--- Begin Supplied information ---

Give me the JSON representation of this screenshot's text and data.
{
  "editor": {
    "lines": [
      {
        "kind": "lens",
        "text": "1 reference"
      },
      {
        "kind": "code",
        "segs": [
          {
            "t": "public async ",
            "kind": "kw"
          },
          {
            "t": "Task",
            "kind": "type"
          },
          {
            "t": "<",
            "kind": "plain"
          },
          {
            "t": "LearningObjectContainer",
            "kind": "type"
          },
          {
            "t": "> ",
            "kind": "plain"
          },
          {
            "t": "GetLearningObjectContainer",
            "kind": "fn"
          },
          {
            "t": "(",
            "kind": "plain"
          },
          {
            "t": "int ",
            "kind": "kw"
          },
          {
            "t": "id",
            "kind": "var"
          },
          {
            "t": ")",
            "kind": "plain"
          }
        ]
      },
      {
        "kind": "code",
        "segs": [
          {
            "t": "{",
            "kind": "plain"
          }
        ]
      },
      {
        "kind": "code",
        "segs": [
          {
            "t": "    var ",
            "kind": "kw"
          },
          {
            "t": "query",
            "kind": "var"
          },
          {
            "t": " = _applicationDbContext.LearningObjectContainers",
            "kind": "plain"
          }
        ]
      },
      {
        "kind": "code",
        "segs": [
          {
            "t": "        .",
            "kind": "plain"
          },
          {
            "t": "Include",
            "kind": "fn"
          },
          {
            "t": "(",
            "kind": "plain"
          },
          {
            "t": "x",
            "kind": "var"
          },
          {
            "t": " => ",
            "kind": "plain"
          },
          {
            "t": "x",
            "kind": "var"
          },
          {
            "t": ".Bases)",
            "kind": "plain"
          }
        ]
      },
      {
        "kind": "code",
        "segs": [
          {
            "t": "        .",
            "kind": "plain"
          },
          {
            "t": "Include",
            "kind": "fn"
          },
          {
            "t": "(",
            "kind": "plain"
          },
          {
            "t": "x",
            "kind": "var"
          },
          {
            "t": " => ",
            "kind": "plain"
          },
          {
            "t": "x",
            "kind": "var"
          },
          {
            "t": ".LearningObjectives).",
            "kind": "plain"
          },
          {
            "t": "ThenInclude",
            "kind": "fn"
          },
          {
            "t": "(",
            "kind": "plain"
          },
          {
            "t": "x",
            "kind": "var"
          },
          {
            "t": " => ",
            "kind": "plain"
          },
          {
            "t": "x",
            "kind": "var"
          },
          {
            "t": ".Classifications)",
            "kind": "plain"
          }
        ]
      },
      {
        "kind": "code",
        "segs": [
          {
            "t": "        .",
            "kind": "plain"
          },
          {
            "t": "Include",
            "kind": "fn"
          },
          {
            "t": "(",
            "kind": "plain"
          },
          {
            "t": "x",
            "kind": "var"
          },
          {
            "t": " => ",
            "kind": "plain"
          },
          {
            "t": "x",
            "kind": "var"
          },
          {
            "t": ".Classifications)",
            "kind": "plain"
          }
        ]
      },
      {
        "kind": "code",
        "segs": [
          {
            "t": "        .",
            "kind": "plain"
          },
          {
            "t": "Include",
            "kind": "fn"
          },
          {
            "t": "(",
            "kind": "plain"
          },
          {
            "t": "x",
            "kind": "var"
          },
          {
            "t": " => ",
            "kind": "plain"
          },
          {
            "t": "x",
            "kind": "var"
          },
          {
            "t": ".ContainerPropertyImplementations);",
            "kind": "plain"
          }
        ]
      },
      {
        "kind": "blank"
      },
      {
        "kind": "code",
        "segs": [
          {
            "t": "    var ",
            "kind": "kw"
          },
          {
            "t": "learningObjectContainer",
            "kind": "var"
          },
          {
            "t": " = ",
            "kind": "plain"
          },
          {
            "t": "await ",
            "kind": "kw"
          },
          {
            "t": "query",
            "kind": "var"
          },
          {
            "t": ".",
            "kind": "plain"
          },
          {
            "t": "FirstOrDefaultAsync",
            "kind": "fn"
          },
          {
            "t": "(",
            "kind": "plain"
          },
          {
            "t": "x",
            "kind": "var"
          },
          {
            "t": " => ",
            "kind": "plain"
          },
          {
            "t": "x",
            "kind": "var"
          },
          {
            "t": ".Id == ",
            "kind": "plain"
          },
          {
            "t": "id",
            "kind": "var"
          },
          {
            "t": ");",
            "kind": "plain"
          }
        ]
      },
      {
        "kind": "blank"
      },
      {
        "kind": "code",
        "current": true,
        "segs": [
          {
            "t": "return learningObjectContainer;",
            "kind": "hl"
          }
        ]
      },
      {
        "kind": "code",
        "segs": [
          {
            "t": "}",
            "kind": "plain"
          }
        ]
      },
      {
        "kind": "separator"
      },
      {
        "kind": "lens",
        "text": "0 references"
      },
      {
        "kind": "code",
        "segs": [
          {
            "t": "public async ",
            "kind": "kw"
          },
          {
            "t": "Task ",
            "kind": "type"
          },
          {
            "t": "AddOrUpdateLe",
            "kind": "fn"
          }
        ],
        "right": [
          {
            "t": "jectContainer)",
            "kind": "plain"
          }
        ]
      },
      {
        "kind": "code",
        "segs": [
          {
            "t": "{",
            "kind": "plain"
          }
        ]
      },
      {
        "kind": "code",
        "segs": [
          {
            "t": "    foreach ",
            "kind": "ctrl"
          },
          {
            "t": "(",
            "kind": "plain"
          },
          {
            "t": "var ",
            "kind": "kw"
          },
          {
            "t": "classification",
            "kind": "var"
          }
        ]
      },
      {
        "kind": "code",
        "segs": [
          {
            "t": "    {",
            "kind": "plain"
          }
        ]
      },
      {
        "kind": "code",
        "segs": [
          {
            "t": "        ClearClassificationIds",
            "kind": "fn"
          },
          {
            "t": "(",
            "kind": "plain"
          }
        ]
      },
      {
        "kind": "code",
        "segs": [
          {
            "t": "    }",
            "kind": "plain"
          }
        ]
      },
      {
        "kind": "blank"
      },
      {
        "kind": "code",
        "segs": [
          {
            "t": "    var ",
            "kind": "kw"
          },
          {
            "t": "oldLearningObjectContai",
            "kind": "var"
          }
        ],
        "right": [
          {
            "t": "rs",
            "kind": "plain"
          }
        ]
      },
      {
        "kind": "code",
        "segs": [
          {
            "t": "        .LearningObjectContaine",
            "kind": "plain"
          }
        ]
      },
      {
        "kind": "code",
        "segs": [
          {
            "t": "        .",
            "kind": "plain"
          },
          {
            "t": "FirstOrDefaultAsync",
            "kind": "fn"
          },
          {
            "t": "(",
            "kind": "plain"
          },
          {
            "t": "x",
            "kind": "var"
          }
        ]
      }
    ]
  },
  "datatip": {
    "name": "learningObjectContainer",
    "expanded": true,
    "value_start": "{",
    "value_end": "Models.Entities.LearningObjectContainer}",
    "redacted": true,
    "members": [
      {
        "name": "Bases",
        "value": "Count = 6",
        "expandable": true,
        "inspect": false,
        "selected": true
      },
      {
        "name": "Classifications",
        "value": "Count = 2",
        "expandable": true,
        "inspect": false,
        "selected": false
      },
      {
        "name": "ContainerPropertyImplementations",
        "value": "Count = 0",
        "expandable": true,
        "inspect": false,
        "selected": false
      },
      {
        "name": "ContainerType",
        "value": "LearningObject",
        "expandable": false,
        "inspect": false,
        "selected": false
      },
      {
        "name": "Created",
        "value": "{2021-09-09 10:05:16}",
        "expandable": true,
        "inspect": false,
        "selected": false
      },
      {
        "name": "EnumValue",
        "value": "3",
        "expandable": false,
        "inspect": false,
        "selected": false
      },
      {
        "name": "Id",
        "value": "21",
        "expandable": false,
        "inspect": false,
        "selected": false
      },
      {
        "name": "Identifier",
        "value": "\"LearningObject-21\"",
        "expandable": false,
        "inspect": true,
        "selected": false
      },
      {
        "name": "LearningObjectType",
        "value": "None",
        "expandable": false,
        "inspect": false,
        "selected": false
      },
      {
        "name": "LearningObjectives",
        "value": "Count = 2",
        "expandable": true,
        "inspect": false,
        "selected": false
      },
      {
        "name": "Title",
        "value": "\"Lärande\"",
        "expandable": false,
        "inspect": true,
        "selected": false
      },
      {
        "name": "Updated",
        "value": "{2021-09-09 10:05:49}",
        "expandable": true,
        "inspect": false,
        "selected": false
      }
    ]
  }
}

--- End Supplied information ---

Problem –
Gather all lines with the string "LearningObjectives" from the data.

Answer for the task –
            "t": ".LearningObjectives).",
        "name": "LearningObjectives",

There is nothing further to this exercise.